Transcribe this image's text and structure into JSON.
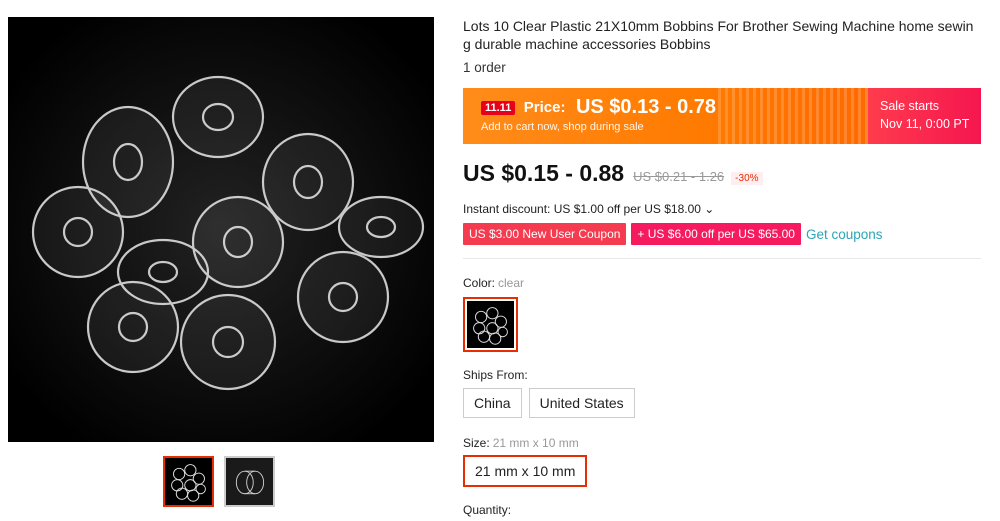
{
  "product": {
    "title": "Lots 10 Clear Plastic 21X10mm Bobbins For Brother Sewing Machine home sewing durable machine accessories Bobbins",
    "orders": "1 order"
  },
  "banner": {
    "badge": "11.11",
    "price_label": "Price:",
    "price": "US $0.13 - 0.78",
    "sub": "Add to cart now, shop during sale",
    "sale_line1": "Sale starts",
    "sale_line2": "Nov 11, 0:00 PT"
  },
  "pricing": {
    "price": "US $0.15 - 0.88",
    "original_price": "US $0.21 - 1.26",
    "discount": "-30%"
  },
  "instant_discount": "Instant discount: US $1.00 off per US $18.00 ⌄",
  "coupons": {
    "new_user": "US $3.00 New User Coupon",
    "store": "+ US $6.00 off per US $65.00",
    "get": "Get coupons"
  },
  "options": {
    "color_label": "Color:",
    "color_value": "clear",
    "ships_label": "Ships From:",
    "ships": [
      "China",
      "United States"
    ],
    "size_label": "Size:",
    "size_value": "21 mm x 10 mm",
    "size_option": "21 mm x 10 mm",
    "quantity_label": "Quantity:"
  },
  "icons": {
    "main": "bobbins-product-image",
    "thumb1": "bobbins-thumbnail",
    "thumb2": "bobbin-thumbnail"
  },
  "colors": {
    "accent": "#e62e04",
    "banner_orange": "#ff7a00",
    "banner_red": "#f5164f",
    "link": "#2aa6b7"
  }
}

Exercise instructions:
Take the data above and repeat it exactly, leaving each picture out.

Correct result:
Transcribe this image's text and structure into JSON.
{
  "product": {
    "title": "Lots 10 Clear Plastic 21X10mm Bobbins For Brother Sewing Machine home sewing durable machine accessories Bobbins",
    "orders": "1 order"
  },
  "banner": {
    "badge": "11.11",
    "price_label": "Price:",
    "price": "US $0.13 - 0.78",
    "sub": "Add to cart now, shop during sale",
    "sale_line1": "Sale starts",
    "sale_line2": "Nov 11, 0:00 PT"
  },
  "pricing": {
    "price": "US $0.15 - 0.88",
    "original_price": "US $0.21 - 1.26",
    "discount": "-30%"
  },
  "instant_discount": "Instant discount: US $1.00 off per US $18.00 ⌄",
  "coupons": {
    "new_user": "US $3.00 New User Coupon",
    "store": "+ US $6.00 off per US $65.00",
    "get": "Get coupons"
  },
  "options": {
    "color_label": "Color:",
    "color_value": "clear",
    "ships_label": "Ships From:",
    "ships": [
      "China",
      "United States"
    ],
    "size_label": "Size:",
    "size_value": "21 mm x 10 mm",
    "size_option": "21 mm x 10 mm",
    "quantity_label": "Quantity:"
  },
  "icons": {
    "main": "bobbins-product-image",
    "thumb1": "bobbins-thumbnail",
    "thumb2": "bobbin-thumbnail"
  },
  "colors": {
    "accent": "#e62e04",
    "banner_orange": "#ff7a00",
    "banner_red": "#f5164f",
    "link": "#2aa6b7"
  }
}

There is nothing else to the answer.